_ARBEITSAUFTRAG A:_ Wie lautet der Abschnitt des Lesetextes, der mit den Worten „Heute bieten sich“ beginnt und mit „innen zu heiligen.“ endet, wenn man darin „Pastoral“ durch „Seelsorge“ ersetzt?
_ARBEITSAUFTRAG B:_
Beantworte anhand des Lesetextes:
(i) Welche zwei Gefahren lassen sich heute überwinden?
(ii) Worin besteht die spezifische Sendung der Laien?
(iii) Wessen Diener ist der Priester in der Kirche?

Heute bieten sich alle Bedingungen, um sowohl die Gefahr der „Klerikalisierung“ der Laien [22] als auch jene der „Säkularisierung“ der geistlichen Amtsträger zu überwinden.

Der großmütige Einsatz der Laien in Bereichen des Kultes, der Glaubensvermittlung und der Pastoral auch in Momenten des Priestermangels, hat mitunter einige geistliche Amtsträger und Laien in die Versuchung geführt, weiter zu gehen, als es die Kirche zugesteht, als auch was ihre ontologisch-sakramentale Befähigung übersteigt. Daraus folgte auch eine theoretische und praktische Unterbewertung der spezifischen Sendung der Laien, die Strukturen der Gesellschaft von innen zu heiligen.

Andererseits ergibt sich in dieser Identitätskrise auch die „Säkularisierungeiniger geistlicher Amtsträger durch eine Verdunkelung ihrer spezifischen, absolut unersetzbaren Aufgabe in der kirchlichen Gemeinschaft.

8. Der Priester, alter Christus, ist in der Kirche der Diener der wesentlichen Heilstaten [23]. Durch seine Opfergewalt über Leib und Blut des Erlösers, durch seine Vollmacht, das Evangelium mit Autorität zu verkünden, das Böse der Sünde mittels der sakramentalen Vergebung zu besiegen, ist er – in persona Christi capitisQuelle des Lebens und der Lebenskraft in der Kirche und in seiner Pfarre. Der Priester ist nicht der Urquell dieses geistlichen Lebens, sondern derjenige, der es an das ganze Gottesvolk austeilt. In der Salbung des Heiligen Geistes ist er der Diener, der zum sakramentalen Heiligtum hintritt: zum gekreuzigten (vgl. Joh 19, 31-37) und auferstandenen Christus (vgl. Joh 20, 20-23), aus dem das Heil hervorspringt.

_BEREITGESTELLTE DATEN:_

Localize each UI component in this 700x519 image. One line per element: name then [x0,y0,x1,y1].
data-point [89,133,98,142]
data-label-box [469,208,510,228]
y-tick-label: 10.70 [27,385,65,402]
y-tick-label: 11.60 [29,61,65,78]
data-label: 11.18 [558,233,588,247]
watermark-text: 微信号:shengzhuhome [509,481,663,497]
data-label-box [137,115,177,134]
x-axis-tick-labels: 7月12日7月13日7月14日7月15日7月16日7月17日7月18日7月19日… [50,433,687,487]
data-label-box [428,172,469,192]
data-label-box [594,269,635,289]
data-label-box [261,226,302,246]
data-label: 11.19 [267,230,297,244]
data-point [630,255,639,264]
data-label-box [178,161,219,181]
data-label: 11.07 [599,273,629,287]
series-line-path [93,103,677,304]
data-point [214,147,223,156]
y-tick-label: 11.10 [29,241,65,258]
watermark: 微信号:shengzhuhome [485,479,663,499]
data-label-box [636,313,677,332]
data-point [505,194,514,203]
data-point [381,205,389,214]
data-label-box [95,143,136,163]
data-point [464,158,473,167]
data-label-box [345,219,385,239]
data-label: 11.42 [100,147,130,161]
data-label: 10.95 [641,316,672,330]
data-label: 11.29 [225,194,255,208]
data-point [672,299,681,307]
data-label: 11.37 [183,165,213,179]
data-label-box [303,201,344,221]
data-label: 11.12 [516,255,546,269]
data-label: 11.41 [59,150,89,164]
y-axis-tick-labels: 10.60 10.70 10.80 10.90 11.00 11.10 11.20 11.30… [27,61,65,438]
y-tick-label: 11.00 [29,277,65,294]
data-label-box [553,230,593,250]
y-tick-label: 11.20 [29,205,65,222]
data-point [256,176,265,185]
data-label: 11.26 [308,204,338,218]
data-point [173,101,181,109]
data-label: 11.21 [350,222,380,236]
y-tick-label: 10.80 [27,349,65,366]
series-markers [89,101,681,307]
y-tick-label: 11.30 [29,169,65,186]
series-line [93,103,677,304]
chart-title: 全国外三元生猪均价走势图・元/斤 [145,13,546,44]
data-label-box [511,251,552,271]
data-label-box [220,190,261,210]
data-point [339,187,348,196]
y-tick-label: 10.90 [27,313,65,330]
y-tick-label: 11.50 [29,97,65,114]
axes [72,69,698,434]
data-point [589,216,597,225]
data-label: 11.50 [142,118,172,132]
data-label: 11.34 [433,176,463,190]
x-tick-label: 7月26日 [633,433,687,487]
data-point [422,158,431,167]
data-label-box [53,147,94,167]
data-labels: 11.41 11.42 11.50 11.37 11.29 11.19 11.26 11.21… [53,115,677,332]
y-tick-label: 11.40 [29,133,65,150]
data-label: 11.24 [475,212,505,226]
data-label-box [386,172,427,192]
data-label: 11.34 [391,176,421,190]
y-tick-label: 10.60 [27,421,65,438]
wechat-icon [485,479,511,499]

_SCHRIFTLICHE LÖSUNG A:_
Heute bieten sich alle Bedingungen, um sowohl die Gefahr der „Klerikalisierung“ der Laien [22] als auch jene der „Säkularisierung“ der geistlichen Amtsträger zu überwinden.

Der großmütige Einsatz der Laien in Bereichen des Kultes, der Glaubensvermittlung und der Seelsorge auch in Momenten des Priestermangels, hat mitunter einige geistliche Amtsträger und Laien in die Versuchung geführt, weiter zu gehen, als es die Kirche zugesteht, als auch was ihre ontologisch-sakramentale Befähigung übersteigt. Daraus folgte auch eine theoretische und praktische Unterbewertung der spezifischen Sendung der Laien, die Strukturen der Gesellschaft von innen zu heiligen.

_SCHRIFTLICHE LÖSUNG B:_
(i) Die „Klerikalisierung“ der Laien und die „Säkularisierung“ der geistlichen Amtsträger.
(ii) Die Strukturen der Gesellschaft von innen zu heiligen.
(iii) Der wesentlichen Heilstaten.